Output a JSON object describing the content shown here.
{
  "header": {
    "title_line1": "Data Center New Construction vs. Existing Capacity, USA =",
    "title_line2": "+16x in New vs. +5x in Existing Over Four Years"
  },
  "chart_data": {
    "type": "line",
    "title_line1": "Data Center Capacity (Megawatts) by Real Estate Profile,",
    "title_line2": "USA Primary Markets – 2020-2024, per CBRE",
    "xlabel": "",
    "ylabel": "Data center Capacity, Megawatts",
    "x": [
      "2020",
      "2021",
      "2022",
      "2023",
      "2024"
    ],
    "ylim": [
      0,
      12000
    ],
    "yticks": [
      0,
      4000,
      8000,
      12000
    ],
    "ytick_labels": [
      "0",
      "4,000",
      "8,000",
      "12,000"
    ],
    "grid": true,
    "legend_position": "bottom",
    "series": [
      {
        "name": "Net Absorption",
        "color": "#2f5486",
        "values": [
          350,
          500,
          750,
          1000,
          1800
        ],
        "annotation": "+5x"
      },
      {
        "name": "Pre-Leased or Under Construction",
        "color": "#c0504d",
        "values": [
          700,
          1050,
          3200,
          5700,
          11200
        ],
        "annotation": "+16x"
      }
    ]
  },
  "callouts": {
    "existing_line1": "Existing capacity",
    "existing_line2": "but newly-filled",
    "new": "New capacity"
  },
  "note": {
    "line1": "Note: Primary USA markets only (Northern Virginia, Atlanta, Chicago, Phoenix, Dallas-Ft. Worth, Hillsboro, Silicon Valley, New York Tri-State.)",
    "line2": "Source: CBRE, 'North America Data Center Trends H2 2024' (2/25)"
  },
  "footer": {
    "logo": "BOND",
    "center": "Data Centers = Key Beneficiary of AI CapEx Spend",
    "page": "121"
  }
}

---

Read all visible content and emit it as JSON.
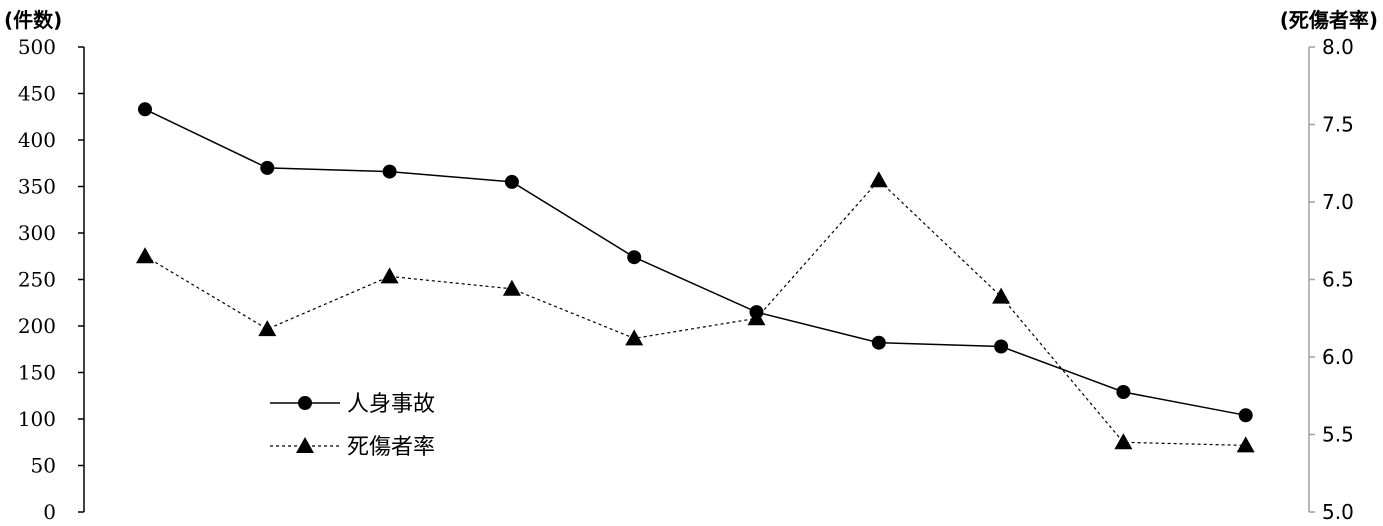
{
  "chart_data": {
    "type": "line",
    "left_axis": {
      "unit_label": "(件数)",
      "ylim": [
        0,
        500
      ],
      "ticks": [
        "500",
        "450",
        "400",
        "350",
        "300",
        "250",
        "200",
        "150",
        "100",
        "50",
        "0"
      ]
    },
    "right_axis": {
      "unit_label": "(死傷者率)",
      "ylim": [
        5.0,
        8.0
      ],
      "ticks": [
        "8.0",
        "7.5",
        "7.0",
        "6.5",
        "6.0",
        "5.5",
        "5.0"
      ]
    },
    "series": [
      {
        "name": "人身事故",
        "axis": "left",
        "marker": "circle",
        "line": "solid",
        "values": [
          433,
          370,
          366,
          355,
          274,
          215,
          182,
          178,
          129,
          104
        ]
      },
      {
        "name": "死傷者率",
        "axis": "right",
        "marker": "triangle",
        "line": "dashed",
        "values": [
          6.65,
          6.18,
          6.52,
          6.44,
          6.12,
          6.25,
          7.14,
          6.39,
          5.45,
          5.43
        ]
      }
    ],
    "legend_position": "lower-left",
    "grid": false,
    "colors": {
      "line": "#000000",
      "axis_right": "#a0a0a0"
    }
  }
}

EXERCISE DETAILS: Copy each line in the data that holds the word "JSON".

RESULT OF THE TASK:
Output a JSON object describing the content shown here.
Read all visible content and emit it as JSON.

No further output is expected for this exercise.